··· Task material
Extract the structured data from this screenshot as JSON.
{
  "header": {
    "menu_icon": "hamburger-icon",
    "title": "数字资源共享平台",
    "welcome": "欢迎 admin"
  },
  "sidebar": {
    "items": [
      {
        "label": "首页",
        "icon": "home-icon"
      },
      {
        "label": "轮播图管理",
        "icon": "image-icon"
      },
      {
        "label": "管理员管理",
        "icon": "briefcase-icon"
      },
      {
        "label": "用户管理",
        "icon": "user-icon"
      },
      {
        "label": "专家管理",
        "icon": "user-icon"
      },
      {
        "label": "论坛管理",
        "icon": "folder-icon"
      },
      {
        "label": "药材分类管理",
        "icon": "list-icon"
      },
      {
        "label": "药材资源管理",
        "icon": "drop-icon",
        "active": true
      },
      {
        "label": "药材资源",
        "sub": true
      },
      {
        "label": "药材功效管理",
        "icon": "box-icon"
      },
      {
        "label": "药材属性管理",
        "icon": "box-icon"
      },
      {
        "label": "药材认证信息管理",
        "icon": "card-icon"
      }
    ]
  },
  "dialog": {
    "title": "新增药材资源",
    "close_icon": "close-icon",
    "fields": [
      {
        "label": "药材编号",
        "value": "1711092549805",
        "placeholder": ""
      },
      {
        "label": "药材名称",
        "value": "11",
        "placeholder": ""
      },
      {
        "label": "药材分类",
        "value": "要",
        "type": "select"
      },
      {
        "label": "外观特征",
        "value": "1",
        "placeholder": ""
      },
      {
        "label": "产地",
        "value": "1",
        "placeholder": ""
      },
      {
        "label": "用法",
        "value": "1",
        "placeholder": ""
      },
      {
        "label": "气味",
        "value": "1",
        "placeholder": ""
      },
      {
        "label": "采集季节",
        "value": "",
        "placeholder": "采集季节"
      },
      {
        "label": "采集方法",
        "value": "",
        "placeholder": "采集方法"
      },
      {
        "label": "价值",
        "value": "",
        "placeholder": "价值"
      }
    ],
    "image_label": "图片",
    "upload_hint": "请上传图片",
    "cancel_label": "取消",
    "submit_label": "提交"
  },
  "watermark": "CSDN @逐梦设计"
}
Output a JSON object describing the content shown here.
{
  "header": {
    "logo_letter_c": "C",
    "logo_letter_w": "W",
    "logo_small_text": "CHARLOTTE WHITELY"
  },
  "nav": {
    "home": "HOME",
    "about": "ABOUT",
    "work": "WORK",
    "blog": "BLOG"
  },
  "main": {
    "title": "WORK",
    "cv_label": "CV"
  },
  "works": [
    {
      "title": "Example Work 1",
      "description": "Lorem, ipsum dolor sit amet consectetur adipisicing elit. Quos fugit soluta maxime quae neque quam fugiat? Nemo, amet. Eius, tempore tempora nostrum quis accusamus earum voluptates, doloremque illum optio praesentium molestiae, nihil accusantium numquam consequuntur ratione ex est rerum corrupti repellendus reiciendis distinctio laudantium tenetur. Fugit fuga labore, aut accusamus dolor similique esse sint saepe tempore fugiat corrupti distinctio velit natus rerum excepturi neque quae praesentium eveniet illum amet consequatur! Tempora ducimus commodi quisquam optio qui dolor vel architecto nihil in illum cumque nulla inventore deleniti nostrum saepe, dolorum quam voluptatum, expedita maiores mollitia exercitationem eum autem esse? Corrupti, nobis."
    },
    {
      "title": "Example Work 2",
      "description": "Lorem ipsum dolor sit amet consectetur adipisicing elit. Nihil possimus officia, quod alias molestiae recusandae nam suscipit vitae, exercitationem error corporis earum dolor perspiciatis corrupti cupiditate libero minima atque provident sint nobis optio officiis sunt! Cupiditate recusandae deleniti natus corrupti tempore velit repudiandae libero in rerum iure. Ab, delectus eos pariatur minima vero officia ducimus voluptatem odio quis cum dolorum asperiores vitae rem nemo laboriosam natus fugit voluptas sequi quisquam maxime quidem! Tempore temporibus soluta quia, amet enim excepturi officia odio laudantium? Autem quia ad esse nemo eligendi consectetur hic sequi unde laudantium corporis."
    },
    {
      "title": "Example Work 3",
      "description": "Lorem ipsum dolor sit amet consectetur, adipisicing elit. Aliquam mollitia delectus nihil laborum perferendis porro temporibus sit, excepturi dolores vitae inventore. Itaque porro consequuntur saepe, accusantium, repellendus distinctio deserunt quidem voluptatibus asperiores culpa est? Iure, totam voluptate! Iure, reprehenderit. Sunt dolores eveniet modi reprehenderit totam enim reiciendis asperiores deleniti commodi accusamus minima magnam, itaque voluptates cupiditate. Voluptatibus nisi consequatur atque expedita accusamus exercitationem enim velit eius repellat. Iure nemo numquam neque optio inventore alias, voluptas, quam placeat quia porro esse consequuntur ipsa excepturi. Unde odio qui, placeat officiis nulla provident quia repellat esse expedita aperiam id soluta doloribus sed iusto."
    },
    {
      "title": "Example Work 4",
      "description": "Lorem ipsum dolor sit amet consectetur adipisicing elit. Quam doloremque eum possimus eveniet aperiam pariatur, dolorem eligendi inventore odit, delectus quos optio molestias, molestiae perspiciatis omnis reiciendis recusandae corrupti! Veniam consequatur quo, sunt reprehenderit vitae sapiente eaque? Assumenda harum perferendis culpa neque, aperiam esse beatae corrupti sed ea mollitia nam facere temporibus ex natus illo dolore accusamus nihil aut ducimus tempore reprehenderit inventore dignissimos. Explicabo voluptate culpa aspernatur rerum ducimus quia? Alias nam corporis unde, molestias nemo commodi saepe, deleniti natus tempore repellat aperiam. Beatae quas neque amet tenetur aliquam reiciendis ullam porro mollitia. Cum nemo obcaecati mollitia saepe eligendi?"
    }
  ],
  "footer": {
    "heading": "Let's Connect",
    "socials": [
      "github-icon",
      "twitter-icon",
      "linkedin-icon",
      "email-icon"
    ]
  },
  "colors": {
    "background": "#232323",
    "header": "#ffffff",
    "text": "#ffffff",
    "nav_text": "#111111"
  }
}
······
Task objective: Identify each line in the entries with the word "sint" and copy it.

The completed task:
      "description": "Lorem, ipsum dolor sit amet consectetur adipisicing elit. Quos fugit soluta maxime quae neque quam fugiat? Nemo, amet. Eius, tempore tempora nostrum quis accusamus earum voluptates, doloremque illum optio praesentium molestiae, nihil accusantium numquam consequuntur ratione ex est rerum corrupti repellendus reiciendis distinctio laudantium tenetur. Fugit fuga labore, aut accusamus dolor similique esse sint saepe tempore fugiat corrupti distinctio velit natus rerum excepturi neque quae praesentium eveniet illum amet consequatur! Tempora ducimus commodi quisquam optio qui dolor vel architecto nihil in illum cumque nulla inventore deleniti nostrum saepe, dolorum quam voluptatum, expedita maiores mollitia exercitationem eum autem esse? Corrupti, nobis."
      "description": "Lorem ipsum dolor sit amet consectetur adipisicing elit. Nihil possimus officia, quod alias molestiae recusandae nam suscipit vitae, exercitationem error corporis earum dolor perspiciatis corrupti cupiditate libero minima atque provident sint nobis optio officiis sunt! Cupiditate recusandae deleniti natus corrupti tempore velit repudiandae libero in rerum iure. Ab, delectus eos pariatur minima vero officia ducimus voluptatem odio quis cum dolorum asperiores vitae rem nemo laboriosam natus fugit voluptas sequi quisquam maxime quidem! Tempore temporibus soluta quia, amet enim excepturi officia odio laudantium? Autem quia ad esse nemo eligendi consectetur hic sequi unde laudantium corporis."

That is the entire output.